- **Exercise prompt**:
Output every line of the material exactly, omitting images.

Collected data entries:
[Begin]

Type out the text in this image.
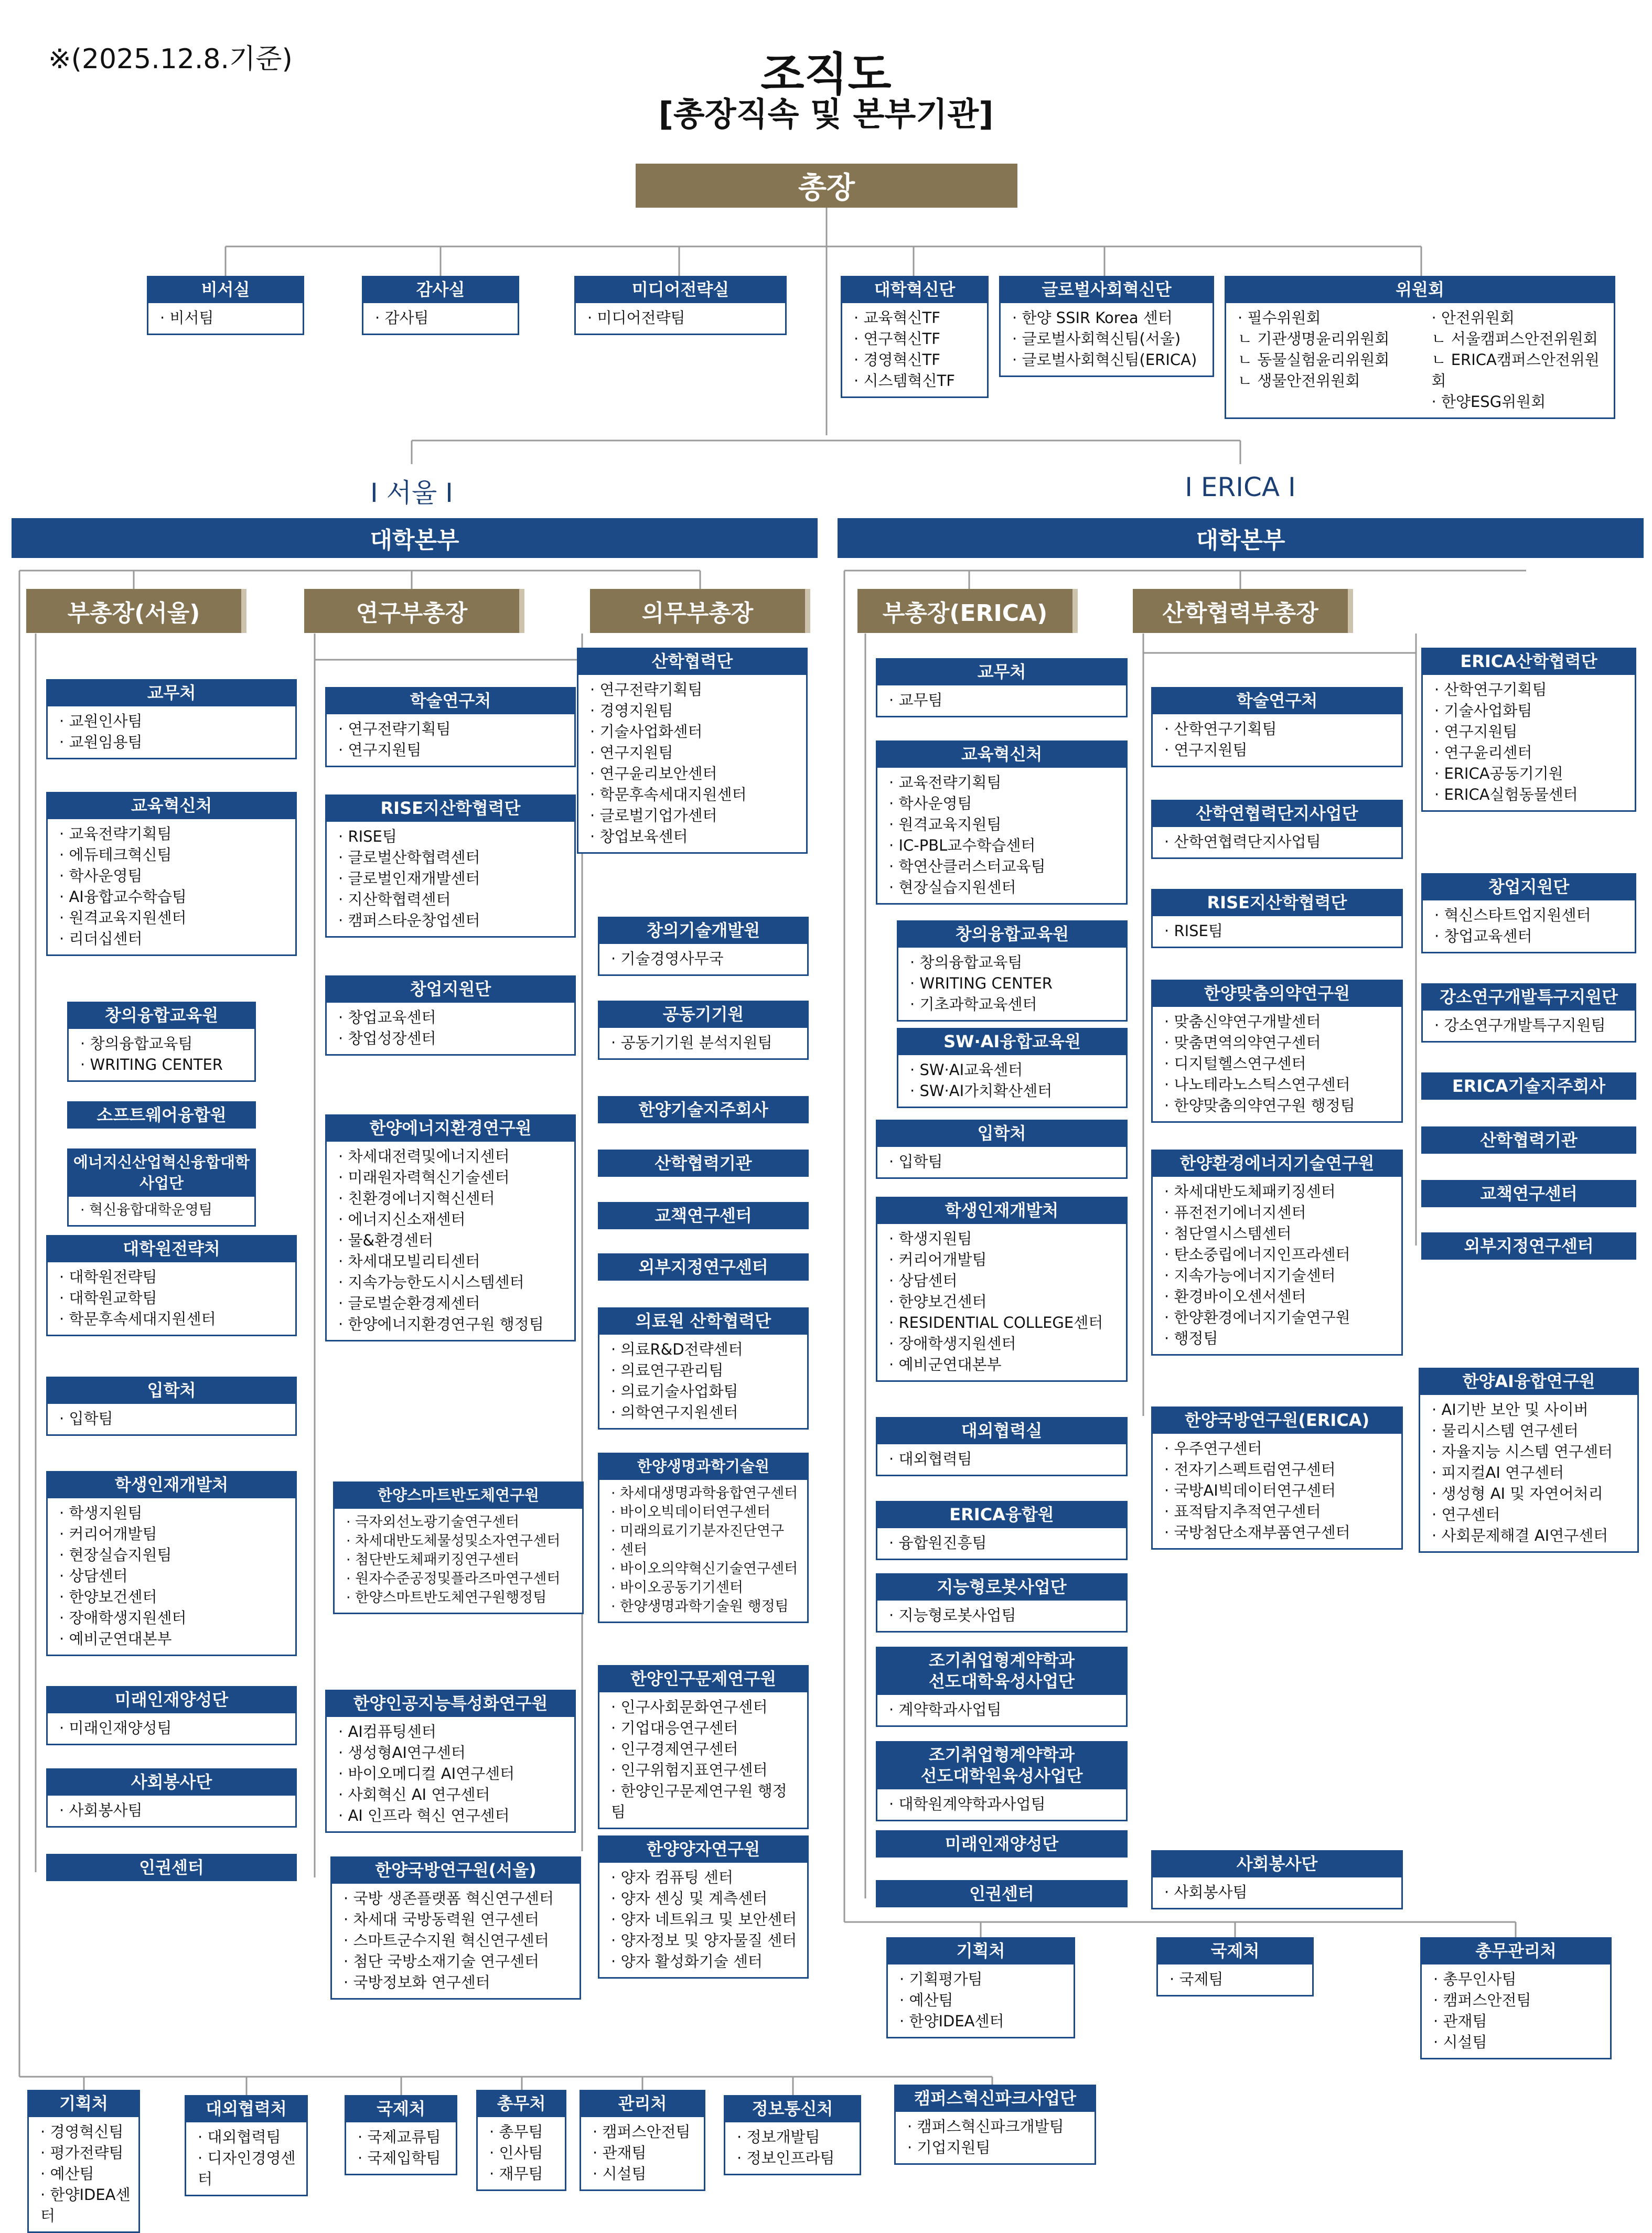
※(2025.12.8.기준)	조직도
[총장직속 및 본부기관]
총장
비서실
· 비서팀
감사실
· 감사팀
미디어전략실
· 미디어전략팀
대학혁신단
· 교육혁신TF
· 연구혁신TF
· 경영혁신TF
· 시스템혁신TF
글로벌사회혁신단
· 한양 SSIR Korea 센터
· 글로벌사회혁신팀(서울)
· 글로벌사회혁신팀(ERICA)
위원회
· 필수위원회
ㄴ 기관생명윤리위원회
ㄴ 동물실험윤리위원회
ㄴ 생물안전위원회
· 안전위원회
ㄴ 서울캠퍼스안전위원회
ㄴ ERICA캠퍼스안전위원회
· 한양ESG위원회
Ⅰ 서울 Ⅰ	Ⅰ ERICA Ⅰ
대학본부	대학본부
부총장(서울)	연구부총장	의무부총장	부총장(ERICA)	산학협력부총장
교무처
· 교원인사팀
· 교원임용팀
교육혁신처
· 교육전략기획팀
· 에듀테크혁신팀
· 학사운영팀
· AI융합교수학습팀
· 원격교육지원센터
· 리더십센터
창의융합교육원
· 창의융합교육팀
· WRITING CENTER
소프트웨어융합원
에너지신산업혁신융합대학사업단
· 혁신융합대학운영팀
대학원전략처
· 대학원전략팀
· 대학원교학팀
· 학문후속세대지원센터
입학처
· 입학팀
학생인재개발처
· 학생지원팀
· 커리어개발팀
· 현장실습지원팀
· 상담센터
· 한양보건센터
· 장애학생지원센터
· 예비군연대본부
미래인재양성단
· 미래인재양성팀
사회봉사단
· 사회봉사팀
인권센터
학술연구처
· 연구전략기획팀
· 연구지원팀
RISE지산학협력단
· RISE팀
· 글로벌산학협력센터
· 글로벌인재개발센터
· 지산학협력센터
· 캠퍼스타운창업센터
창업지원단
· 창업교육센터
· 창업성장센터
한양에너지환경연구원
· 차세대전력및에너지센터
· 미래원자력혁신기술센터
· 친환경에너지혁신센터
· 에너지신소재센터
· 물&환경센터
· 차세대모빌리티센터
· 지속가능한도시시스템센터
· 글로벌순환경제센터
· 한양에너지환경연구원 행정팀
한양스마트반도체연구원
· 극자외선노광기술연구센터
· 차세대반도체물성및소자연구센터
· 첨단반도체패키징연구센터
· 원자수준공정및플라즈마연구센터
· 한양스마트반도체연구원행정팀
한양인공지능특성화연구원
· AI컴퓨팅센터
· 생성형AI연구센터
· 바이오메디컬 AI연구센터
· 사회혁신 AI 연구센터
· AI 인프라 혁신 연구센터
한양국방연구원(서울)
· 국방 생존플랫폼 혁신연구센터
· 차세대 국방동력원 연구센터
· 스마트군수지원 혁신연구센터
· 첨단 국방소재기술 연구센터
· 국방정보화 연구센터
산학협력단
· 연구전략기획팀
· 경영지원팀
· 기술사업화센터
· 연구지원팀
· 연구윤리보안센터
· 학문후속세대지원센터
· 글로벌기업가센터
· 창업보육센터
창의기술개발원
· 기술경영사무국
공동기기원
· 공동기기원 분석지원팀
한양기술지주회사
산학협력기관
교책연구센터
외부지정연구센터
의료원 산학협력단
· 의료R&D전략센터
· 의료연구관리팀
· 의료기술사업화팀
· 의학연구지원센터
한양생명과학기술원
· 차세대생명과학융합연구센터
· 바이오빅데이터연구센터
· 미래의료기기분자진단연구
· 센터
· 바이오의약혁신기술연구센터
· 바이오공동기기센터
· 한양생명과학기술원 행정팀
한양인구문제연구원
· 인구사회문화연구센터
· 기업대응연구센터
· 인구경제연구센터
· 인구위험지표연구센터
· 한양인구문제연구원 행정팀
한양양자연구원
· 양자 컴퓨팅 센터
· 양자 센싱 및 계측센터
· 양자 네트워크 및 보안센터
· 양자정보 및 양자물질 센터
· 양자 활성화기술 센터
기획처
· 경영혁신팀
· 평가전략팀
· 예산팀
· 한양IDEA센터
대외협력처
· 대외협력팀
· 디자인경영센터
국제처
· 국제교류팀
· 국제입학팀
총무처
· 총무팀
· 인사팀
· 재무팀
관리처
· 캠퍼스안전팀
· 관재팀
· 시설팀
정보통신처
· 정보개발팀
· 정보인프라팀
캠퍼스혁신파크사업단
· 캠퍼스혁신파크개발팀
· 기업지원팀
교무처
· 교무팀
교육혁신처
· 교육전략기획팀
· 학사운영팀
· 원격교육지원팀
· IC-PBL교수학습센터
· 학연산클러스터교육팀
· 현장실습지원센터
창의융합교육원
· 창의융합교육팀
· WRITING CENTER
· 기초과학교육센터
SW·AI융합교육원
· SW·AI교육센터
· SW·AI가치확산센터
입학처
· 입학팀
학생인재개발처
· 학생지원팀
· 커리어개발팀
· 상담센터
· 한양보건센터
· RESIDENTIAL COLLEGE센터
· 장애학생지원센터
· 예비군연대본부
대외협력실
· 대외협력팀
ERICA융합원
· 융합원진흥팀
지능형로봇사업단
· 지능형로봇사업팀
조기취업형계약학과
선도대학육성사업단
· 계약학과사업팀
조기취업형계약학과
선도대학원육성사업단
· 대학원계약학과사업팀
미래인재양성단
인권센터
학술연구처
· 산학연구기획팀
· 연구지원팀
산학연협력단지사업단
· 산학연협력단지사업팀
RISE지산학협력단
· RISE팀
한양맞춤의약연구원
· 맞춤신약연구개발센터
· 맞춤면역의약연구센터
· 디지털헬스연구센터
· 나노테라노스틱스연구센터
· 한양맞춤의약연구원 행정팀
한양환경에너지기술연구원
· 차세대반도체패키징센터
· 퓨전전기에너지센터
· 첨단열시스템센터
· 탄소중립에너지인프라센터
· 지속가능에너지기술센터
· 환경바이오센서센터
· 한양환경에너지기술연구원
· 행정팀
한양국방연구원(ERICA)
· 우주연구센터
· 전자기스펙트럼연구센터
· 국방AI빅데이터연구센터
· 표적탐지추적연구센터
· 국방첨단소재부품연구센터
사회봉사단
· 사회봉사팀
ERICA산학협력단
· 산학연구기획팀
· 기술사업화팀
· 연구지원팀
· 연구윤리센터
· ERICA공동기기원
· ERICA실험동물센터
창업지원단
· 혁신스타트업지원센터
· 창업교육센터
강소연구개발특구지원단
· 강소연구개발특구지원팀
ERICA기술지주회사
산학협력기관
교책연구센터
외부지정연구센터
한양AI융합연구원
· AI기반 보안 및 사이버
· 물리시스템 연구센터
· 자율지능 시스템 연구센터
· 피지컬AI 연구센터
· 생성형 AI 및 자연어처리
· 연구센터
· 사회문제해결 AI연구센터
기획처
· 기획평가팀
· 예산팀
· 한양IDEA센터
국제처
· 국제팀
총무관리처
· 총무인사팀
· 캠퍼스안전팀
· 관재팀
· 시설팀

[End]

- **Solved problem**:
Type out the text in this image.
※(2025.12.8.기준)	조직도
[총장직속 및 본부기관]
총장
비서실
· 비서팀
감사실
· 감사팀
미디어전략실
· 미디어전략팀
대학혁신단
· 교육혁신TF
· 연구혁신TF
· 경영혁신TF
· 시스템혁신TF
글로벌사회혁신단
· 한양 SSIR Korea 센터
· 글로벌사회혁신팀(서울)
· 글로벌사회혁신팀(ERICA)
위원회
· 필수위원회
ㄴ 기관생명윤리위원회
ㄴ 동물실험윤리위원회
ㄴ 생물안전위원회
· 안전위원회
ㄴ 서울캠퍼스안전위원회
ㄴ ERICA캠퍼스안전위원회
· 한양ESG위원회
Ⅰ 서울 Ⅰ	Ⅰ ERICA Ⅰ
대학본부	대학본부
부총장(서울)	연구부총장	의무부총장	부총장(ERICA)	산학협력부총장
교무처
· 교원인사팀
· 교원임용팀
교육혁신처
· 교육전략기획팀
· 에듀테크혁신팀
· 학사운영팀
· AI융합교수학습팀
· 원격교육지원센터
· 리더십센터
창의융합교육원
· 창의융합교육팀
· WRITING CENTER
소프트웨어융합원
에너지신산업혁신융합대학사업단
· 혁신융합대학운영팀
대학원전략처
· 대학원전략팀
· 대학원교학팀
· 학문후속세대지원센터
입학처
· 입학팀
학생인재개발처
· 학생지원팀
· 커리어개발팀
· 현장실습지원팀
· 상담센터
· 한양보건센터
· 장애학생지원센터
· 예비군연대본부
미래인재양성단
· 미래인재양성팀
사회봉사단
· 사회봉사팀
인권센터
학술연구처
· 연구전략기획팀
· 연구지원팀
RISE지산학협력단
· RISE팀
· 글로벌산학협력센터
· 글로벌인재개발센터
· 지산학협력센터
· 캠퍼스타운창업센터
창업지원단
· 창업교육센터
· 창업성장센터
한양에너지환경연구원
· 차세대전력및에너지센터
· 미래원자력혁신기술센터
· 친환경에너지혁신센터
· 에너지신소재센터
· 물&환경센터
· 차세대모빌리티센터
· 지속가능한도시시스템센터
· 글로벌순환경제센터
· 한양에너지환경연구원 행정팀
한양스마트반도체연구원
· 극자외선노광기술연구센터
· 차세대반도체물성및소자연구센터
· 첨단반도체패키징연구센터
· 원자수준공정및플라즈마연구센터
· 한양스마트반도체연구원행정팀
한양인공지능특성화연구원
· AI컴퓨팅센터
· 생성형AI연구센터
· 바이오메디컬 AI연구센터
· 사회혁신 AI 연구센터
· AI 인프라 혁신 연구센터
한양국방연구원(서울)
· 국방 생존플랫폼 혁신연구센터
· 차세대 국방동력원 연구센터
· 스마트군수지원 혁신연구센터
· 첨단 국방소재기술 연구센터
· 국방정보화 연구센터
산학협력단
· 연구전략기획팀
· 경영지원팀
· 기술사업화센터
· 연구지원팀
· 연구윤리보안센터
· 학문후속세대지원센터
· 글로벌기업가센터
· 창업보육센터
창의기술개발원
· 기술경영사무국
공동기기원
· 공동기기원 분석지원팀
한양기술지주회사
산학협력기관
교책연구센터
외부지정연구센터
의료원 산학협력단
· 의료R&D전략센터
· 의료연구관리팀
· 의료기술사업화팀
· 의학연구지원센터
한양생명과학기술원
· 차세대생명과학융합연구센터
· 바이오빅데이터연구센터
· 미래의료기기분자진단연구
· 센터
· 바이오의약혁신기술연구센터
· 바이오공동기기센터
· 한양생명과학기술원 행정팀
한양인구문제연구원
· 인구사회문화연구센터
· 기업대응연구센터
· 인구경제연구센터
· 인구위험지표연구센터
· 한양인구문제연구원 행정팀
한양양자연구원
· 양자 컴퓨팅 센터
· 양자 센싱 및 계측센터
· 양자 네트워크 및 보안센터
· 양자정보 및 양자물질 센터
· 양자 활성화기술 센터
기획처
· 경영혁신팀
· 평가전략팀
· 예산팀
· 한양IDEA센터
대외협력처
· 대외협력팀
· 디자인경영센터
국제처
· 국제교류팀
· 국제입학팀
총무처
· 총무팀
· 인사팀
· 재무팀
관리처
· 캠퍼스안전팀
· 관재팀
· 시설팀
정보통신처
· 정보개발팀
· 정보인프라팀
캠퍼스혁신파크사업단
· 캠퍼스혁신파크개발팀
· 기업지원팀
교무처
· 교무팀
교육혁신처
· 교육전략기획팀
· 학사운영팀
· 원격교육지원팀
· IC-PBL교수학습센터
· 학연산클러스터교육팀
· 현장실습지원센터
창의융합교육원
· 창의융합교육팀
· WRITING CENTER
· 기초과학교육센터
SW·AI융합교육원
· SW·AI교육센터
· SW·AI가치확산센터
입학처
· 입학팀
학생인재개발처
· 학생지원팀
· 커리어개발팀
· 상담센터
· 한양보건센터
· RESIDENTIAL COLLEGE센터
· 장애학생지원센터
· 예비군연대본부
대외협력실
· 대외협력팀
ERICA융합원
· 융합원진흥팀
지능형로봇사업단
· 지능형로봇사업팀
조기취업형계약학과
선도대학육성사업단
· 계약학과사업팀
조기취업형계약학과
선도대학원육성사업단
· 대학원계약학과사업팀
미래인재양성단
인권센터
학술연구처
· 산학연구기획팀
· 연구지원팀
산학연협력단지사업단
· 산학연협력단지사업팀
RISE지산학협력단
· RISE팀
한양맞춤의약연구원
· 맞춤신약연구개발센터
· 맞춤면역의약연구센터
· 디지털헬스연구센터
· 나노테라노스틱스연구센터
· 한양맞춤의약연구원 행정팀
한양환경에너지기술연구원
· 차세대반도체패키징센터
· 퓨전전기에너지센터
· 첨단열시스템센터
· 탄소중립에너지인프라센터
· 지속가능에너지기술센터
· 환경바이오센서센터
· 한양환경에너지기술연구원
· 행정팀
한양국방연구원(ERICA)
· 우주연구센터
· 전자기스펙트럼연구센터
· 국방AI빅데이터연구센터
· 표적탐지추적연구센터
· 국방첨단소재부품연구센터
사회봉사단
· 사회봉사팀
ERICA산학협력단
· 산학연구기획팀
· 기술사업화팀
· 연구지원팀
· 연구윤리센터
· ERICA공동기기원
· ERICA실험동물센터
창업지원단
· 혁신스타트업지원센터
· 창업교육센터
강소연구개발특구지원단
· 강소연구개발특구지원팀
ERICA기술지주회사
산학협력기관
교책연구센터
외부지정연구센터
한양AI융합연구원
· AI기반 보안 및 사이버
· 물리시스템 연구센터
· 자율지능 시스템 연구센터
· 피지컬AI 연구센터
· 생성형 AI 및 자연어처리
· 연구센터
· 사회문제해결 AI연구센터
기획처
· 기획평가팀
· 예산팀
· 한양IDEA센터
국제처
· 국제팀
총무관리처
· 총무인사팀
· 캠퍼스안전팀
· 관재팀
· 시설팀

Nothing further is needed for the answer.